[START OF RECORDS PROVIDED]

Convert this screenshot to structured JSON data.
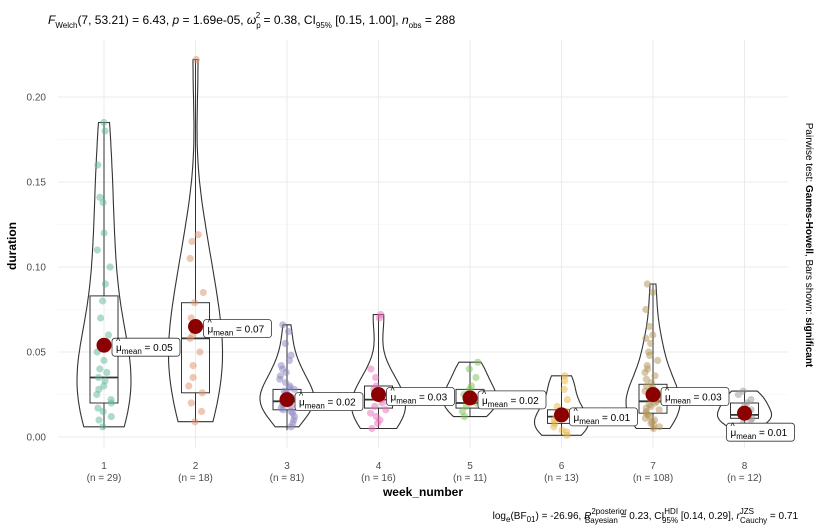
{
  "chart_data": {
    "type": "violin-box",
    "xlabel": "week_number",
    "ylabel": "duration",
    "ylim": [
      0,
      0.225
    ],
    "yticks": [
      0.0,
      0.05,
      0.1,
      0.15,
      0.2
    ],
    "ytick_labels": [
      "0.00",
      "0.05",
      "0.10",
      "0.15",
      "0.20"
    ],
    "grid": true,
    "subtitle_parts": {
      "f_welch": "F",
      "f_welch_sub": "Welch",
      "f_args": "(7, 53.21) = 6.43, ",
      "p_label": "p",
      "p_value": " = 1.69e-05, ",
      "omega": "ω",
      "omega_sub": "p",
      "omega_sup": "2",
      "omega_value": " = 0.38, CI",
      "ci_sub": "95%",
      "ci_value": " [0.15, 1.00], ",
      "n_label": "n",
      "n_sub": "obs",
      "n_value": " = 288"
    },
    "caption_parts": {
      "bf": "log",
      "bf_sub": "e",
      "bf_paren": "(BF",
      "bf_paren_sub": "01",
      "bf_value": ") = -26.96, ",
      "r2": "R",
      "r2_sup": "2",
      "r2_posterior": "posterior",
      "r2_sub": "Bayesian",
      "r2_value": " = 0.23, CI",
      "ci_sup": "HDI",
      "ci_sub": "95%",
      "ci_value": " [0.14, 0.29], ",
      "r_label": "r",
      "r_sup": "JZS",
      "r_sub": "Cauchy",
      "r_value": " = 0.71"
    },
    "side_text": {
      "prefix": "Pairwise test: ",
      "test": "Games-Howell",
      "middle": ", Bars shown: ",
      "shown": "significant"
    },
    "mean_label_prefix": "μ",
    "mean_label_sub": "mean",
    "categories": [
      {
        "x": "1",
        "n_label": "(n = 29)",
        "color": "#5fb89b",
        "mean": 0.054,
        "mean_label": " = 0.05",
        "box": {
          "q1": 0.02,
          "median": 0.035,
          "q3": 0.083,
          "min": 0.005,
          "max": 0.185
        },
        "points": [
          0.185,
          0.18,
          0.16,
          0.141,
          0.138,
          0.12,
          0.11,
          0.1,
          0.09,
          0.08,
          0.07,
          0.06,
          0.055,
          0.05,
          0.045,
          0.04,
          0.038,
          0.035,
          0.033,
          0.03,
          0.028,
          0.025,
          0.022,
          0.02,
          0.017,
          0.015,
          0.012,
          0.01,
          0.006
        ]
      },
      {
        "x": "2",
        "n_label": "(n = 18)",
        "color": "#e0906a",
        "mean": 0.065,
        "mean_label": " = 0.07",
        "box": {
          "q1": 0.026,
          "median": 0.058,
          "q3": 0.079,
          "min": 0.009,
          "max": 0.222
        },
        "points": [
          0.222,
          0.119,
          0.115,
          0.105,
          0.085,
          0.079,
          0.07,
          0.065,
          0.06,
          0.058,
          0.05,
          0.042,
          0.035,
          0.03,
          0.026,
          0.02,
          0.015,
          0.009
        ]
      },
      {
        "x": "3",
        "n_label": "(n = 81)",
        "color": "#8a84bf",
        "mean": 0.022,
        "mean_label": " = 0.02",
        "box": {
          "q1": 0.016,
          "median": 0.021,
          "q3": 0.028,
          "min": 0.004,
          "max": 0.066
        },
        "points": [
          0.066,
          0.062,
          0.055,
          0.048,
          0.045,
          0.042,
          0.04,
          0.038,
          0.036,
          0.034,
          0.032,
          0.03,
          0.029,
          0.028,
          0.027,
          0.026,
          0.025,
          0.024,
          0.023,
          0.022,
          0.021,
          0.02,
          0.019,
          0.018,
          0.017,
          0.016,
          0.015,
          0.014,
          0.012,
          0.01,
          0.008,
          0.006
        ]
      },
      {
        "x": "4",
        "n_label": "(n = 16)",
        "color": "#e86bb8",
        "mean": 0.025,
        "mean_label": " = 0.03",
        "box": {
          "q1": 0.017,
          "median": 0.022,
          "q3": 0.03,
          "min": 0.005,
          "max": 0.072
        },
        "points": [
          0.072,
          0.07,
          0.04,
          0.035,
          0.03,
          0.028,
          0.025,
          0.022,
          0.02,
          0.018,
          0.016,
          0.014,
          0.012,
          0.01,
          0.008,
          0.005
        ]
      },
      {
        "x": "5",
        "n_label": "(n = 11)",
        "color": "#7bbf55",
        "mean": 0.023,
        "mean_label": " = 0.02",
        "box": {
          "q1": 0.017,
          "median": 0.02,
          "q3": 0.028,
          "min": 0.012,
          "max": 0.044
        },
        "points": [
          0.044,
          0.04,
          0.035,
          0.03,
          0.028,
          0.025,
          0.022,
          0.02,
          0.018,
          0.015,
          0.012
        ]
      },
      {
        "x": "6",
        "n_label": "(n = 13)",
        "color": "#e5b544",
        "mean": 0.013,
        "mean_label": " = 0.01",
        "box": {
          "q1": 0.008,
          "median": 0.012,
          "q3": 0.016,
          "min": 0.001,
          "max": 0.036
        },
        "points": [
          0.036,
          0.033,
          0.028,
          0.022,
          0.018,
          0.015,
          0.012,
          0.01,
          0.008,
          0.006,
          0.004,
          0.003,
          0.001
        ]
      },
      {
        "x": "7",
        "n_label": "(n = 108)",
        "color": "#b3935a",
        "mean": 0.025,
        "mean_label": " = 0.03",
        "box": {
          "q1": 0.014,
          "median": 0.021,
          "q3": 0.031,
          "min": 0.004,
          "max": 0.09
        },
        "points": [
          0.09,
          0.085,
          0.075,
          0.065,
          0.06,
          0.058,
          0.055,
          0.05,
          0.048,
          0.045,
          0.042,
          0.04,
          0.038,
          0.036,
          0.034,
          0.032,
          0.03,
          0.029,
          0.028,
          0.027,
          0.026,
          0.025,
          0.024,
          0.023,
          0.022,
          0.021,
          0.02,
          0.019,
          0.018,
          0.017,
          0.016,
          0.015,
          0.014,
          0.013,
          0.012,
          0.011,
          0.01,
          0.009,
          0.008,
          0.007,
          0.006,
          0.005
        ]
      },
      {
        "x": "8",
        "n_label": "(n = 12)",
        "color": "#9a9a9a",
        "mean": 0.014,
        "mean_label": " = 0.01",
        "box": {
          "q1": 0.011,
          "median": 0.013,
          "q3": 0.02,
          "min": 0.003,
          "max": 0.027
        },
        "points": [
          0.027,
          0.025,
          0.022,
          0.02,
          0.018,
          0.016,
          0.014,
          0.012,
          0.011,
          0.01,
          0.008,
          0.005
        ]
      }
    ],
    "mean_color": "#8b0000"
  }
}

[END OF RECORDS PROVIDED]

## WHAT YOU SHOULD DO
Gather all the lines that include the word "shown" and copy them out.

## RESULT
      "middle": ", Bars shown: ",
      "shown": "significant"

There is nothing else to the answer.